## Data to process
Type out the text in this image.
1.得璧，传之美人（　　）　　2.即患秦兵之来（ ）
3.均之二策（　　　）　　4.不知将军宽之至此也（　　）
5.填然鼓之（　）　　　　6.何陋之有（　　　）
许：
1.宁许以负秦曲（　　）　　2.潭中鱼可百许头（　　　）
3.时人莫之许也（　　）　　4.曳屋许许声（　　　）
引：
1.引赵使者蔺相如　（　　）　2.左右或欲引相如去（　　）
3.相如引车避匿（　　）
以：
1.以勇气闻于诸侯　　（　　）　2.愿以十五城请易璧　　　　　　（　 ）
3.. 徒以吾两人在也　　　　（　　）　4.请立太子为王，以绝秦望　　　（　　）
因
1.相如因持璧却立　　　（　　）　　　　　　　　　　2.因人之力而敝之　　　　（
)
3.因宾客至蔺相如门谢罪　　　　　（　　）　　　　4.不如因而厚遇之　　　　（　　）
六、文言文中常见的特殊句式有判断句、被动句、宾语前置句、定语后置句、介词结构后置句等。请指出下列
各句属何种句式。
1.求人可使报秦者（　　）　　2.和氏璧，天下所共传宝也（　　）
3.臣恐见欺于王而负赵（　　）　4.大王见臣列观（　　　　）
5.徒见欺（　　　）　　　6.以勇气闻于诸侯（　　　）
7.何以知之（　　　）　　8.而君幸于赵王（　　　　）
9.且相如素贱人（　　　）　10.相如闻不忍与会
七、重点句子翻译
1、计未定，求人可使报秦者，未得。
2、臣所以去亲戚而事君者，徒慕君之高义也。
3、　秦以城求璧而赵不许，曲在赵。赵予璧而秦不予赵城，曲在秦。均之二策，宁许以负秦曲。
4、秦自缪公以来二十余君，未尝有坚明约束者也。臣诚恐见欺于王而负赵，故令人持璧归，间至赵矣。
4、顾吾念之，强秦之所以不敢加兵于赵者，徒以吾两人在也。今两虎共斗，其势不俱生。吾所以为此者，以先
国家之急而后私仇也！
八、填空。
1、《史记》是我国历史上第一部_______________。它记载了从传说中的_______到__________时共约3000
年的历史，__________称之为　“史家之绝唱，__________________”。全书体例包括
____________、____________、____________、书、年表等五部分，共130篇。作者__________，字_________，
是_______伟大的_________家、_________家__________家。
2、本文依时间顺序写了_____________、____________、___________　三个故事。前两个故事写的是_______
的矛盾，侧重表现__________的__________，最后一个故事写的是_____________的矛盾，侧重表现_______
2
---
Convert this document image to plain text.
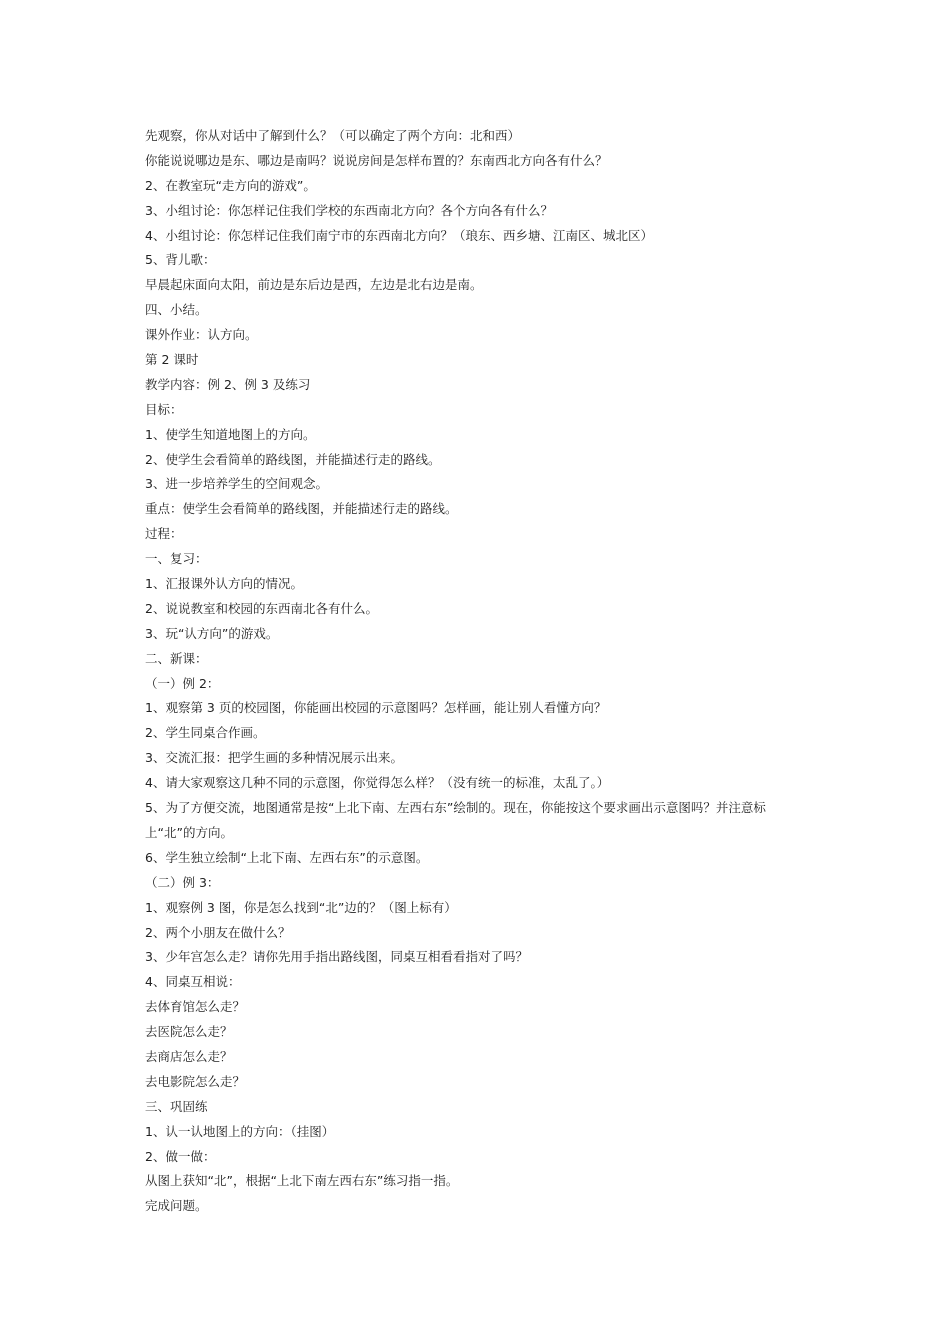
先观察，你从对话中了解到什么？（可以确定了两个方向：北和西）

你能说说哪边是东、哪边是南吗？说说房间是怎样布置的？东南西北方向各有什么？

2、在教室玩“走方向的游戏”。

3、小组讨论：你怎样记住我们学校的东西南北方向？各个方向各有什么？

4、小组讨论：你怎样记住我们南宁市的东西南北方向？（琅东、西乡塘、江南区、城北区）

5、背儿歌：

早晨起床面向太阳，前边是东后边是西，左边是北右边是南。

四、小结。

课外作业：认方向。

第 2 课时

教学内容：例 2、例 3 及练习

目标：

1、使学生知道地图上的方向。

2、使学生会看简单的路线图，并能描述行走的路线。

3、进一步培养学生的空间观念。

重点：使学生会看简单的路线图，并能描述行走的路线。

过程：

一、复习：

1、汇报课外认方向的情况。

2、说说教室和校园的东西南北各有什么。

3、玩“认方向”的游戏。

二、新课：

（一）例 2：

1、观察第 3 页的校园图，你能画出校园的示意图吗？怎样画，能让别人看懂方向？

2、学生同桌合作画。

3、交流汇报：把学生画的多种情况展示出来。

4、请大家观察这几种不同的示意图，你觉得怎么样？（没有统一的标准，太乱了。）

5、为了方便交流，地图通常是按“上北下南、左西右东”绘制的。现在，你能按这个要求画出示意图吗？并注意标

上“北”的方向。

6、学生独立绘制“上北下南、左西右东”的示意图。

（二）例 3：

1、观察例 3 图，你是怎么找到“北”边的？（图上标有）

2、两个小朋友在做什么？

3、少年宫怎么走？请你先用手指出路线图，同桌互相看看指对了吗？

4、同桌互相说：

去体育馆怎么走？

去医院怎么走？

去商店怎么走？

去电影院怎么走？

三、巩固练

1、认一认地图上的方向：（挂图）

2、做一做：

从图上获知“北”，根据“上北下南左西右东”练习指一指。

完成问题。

## Instruction
From the entries above, copy every line containing the word "均之二策".

## Exercise result
3.均之二策（　　　）　　4.不知将军宽之至此也（　　）
3、　秦以城求璧而赵不许，曲在赵。赵予璧而秦不予赵城，曲在秦。均之二策，宁许以负秦曲。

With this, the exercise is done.